• [TASK DETAILS]: Copy the records below exactly as they are written.

• [RECORDS FOR THE TASK]:
▼▼▼

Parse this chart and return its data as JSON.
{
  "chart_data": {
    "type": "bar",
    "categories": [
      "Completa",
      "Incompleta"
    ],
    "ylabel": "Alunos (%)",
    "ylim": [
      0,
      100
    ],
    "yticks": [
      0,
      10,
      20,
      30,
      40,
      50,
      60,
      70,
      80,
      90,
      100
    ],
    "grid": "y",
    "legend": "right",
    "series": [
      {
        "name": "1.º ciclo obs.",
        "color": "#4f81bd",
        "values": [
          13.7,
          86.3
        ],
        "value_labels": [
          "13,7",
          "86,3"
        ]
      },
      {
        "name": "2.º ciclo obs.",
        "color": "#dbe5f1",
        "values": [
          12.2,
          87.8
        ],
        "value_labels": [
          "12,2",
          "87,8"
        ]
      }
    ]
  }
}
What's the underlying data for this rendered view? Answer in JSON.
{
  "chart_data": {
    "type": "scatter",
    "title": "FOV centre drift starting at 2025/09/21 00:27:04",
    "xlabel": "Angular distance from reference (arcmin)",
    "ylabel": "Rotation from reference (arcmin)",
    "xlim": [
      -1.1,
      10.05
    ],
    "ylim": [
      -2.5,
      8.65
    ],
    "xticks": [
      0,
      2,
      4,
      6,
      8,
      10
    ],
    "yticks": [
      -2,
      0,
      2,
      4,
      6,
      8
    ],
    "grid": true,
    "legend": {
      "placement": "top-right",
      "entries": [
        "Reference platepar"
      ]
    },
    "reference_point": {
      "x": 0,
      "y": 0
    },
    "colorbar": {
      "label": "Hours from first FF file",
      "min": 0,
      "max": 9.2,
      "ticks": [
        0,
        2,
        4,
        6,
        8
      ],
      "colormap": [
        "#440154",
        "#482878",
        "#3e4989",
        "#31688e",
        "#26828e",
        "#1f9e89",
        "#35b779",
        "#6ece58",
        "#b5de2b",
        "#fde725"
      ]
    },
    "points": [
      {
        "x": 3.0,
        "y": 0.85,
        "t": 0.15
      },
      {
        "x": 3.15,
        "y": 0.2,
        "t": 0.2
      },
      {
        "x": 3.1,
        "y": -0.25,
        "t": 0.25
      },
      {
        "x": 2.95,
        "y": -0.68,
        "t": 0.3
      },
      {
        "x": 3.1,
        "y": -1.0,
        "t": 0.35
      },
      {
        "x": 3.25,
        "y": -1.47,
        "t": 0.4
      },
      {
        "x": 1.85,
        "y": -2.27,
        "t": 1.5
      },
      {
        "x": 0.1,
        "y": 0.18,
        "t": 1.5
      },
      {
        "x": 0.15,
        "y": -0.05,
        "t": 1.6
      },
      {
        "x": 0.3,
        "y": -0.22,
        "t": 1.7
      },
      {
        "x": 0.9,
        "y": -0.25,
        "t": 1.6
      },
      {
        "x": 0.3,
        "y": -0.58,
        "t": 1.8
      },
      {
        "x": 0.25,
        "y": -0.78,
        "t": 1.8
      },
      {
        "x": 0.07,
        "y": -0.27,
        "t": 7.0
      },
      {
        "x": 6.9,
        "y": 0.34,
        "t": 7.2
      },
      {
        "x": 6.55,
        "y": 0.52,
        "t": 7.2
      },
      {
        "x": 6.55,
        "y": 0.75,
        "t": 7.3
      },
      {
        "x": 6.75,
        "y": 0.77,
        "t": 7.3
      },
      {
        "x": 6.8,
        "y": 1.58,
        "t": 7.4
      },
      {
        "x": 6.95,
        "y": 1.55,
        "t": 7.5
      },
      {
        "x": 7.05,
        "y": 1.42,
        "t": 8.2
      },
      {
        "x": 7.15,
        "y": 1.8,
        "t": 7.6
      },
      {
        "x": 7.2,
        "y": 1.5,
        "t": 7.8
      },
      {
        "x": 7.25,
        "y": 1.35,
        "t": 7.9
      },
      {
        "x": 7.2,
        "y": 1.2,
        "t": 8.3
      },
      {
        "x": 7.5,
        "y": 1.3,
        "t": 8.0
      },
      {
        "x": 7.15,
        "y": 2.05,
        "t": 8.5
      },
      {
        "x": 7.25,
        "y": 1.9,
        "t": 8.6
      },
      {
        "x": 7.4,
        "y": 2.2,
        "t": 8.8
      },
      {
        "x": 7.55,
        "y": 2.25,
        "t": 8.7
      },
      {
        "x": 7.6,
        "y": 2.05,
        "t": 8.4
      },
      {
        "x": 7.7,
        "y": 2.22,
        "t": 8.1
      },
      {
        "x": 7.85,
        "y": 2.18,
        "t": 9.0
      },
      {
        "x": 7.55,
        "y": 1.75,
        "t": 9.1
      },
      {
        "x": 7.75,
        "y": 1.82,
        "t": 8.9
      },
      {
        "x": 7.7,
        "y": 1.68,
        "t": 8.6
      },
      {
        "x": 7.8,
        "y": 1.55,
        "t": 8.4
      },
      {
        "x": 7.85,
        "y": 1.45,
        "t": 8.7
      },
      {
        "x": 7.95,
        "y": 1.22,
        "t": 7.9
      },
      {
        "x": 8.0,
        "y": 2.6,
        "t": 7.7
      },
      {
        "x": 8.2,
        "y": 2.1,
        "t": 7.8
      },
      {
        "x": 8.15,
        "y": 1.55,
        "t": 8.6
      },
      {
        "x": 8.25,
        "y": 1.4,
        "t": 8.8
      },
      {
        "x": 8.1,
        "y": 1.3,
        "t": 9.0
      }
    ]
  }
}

▲▲▲

• [OUTPUT FOR THIS TASK]:
Parse this chart and return its data as JSON.
{
  "chart_data": {
    "type": "bar",
    "categories": [
      "Completa",
      "Incompleta"
    ],
    "ylabel": "Alunos (%)",
    "ylim": [
      0,
      100
    ],
    "yticks": [
      0,
      10,
      20,
      30,
      40,
      50,
      60,
      70,
      80,
      90,
      100
    ],
    "grid": "y",
    "legend": "right",
    "series": [
      {
        "name": "1.º ciclo obs.",
        "color": "#4f81bd",
        "values": [
          13.7,
          86.3
        ],
        "value_labels": [
          "13,7",
          "86,3"
        ]
      },
      {
        "name": "2.º ciclo obs.",
        "color": "#dbe5f1",
        "values": [
          12.2,
          87.8
        ],
        "value_labels": [
          "12,2",
          "87,8"
        ]
      }
    ]
  }
}
What's the underlying data for this rendered view? Answer in JSON.
{
  "chart_data": {
    "type": "scatter",
    "title": "FOV centre drift starting at 2025/09/21 00:27:04",
    "xlabel": "Angular distance from reference (arcmin)",
    "ylabel": "Rotation from reference (arcmin)",
    "xlim": [
      -1.1,
      10.05
    ],
    "ylim": [
      -2.5,
      8.65
    ],
    "xticks": [
      0,
      2,
      4,
      6,
      8,
      10
    ],
    "yticks": [
      -2,
      0,
      2,
      4,
      6,
      8
    ],
    "grid": true,
    "legend": {
      "placement": "top-right",
      "entries": [
        "Reference platepar"
      ]
    },
    "reference_point": {
      "x": 0,
      "y": 0
    },
    "colorbar": {
      "label": "Hours from first FF file",
      "min": 0,
      "max": 9.2,
      "ticks": [
        0,
        2,
        4,
        6,
        8
      ],
      "colormap": [
        "#440154",
        "#482878",
        "#3e4989",
        "#31688e",
        "#26828e",
        "#1f9e89",
        "#35b779",
        "#6ece58",
        "#b5de2b",
        "#fde725"
      ]
    },
    "points": [
      {
        "x": 3.0,
        "y": 0.85,
        "t": 0.15
      },
      {
        "x": 3.15,
        "y": 0.2,
        "t": 0.2
      },
      {
        "x": 3.1,
        "y": -0.25,
        "t": 0.25
      },
      {
        "x": 2.95,
        "y": -0.68,
        "t": 0.3
      },
      {
        "x": 3.1,
        "y": -1.0,
        "t": 0.35
      },
      {
        "x": 3.25,
        "y": -1.47,
        "t": 0.4
      },
      {
        "x": 1.85,
        "y": -2.27,
        "t": 1.5
      },
      {
        "x": 0.1,
        "y": 0.18,
        "t": 1.5
      },
      {
        "x": 0.15,
        "y": -0.05,
        "t": 1.6
      },
      {
        "x": 0.3,
        "y": -0.22,
        "t": 1.7
      },
      {
        "x": 0.9,
        "y": -0.25,
        "t": 1.6
      },
      {
        "x": 0.3,
        "y": -0.58,
        "t": 1.8
      },
      {
        "x": 0.25,
        "y": -0.78,
        "t": 1.8
      },
      {
        "x": 0.07,
        "y": -0.27,
        "t": 7.0
      },
      {
        "x": 6.9,
        "y": 0.34,
        "t": 7.2
      },
      {
        "x": 6.55,
        "y": 0.52,
        "t": 7.2
      },
      {
        "x": 6.55,
        "y": 0.75,
        "t": 7.3
      },
      {
        "x": 6.75,
        "y": 0.77,
        "t": 7.3
      },
      {
        "x": 6.8,
        "y": 1.58,
        "t": 7.4
      },
      {
        "x": 6.95,
        "y": 1.55,
        "t": 7.5
      },
      {
        "x": 7.05,
        "y": 1.42,
        "t": 8.2
      },
      {
        "x": 7.15,
        "y": 1.8,
        "t": 7.6
      },
      {
        "x": 7.2,
        "y": 1.5,
        "t": 7.8
      },
      {
        "x": 7.25,
        "y": 1.35,
        "t": 7.9
      },
      {
        "x": 7.2,
        "y": 1.2,
        "t": 8.3
      },
      {
        "x": 7.5,
        "y": 1.3,
        "t": 8.0
      },
      {
        "x": 7.15,
        "y": 2.05,
        "t": 8.5
      },
      {
        "x": 7.25,
        "y": 1.9,
        "t": 8.6
      },
      {
        "x": 7.4,
        "y": 2.2,
        "t": 8.8
      },
      {
        "x": 7.55,
        "y": 2.25,
        "t": 8.7
      },
      {
        "x": 7.6,
        "y": 2.05,
        "t": 8.4
      },
      {
        "x": 7.7,
        "y": 2.22,
        "t": 8.1
      },
      {
        "x": 7.85,
        "y": 2.18,
        "t": 9.0
      },
      {
        "x": 7.55,
        "y": 1.75,
        "t": 9.1
      },
      {
        "x": 7.75,
        "y": 1.82,
        "t": 8.9
      },
      {
        "x": 7.7,
        "y": 1.68,
        "t": 8.6
      },
      {
        "x": 7.8,
        "y": 1.55,
        "t": 8.4
      },
      {
        "x": 7.85,
        "y": 1.45,
        "t": 8.7
      },
      {
        "x": 7.95,
        "y": 1.22,
        "t": 7.9
      },
      {
        "x": 8.0,
        "y": 2.6,
        "t": 7.7
      },
      {
        "x": 8.2,
        "y": 2.1,
        "t": 7.8
      },
      {
        "x": 8.15,
        "y": 1.55,
        "t": 8.6
      },
      {
        "x": 8.25,
        "y": 1.4,
        "t": 8.8
      },
      {
        "x": 8.1,
        "y": 1.3,
        "t": 9.0
      }
    ]
  }
}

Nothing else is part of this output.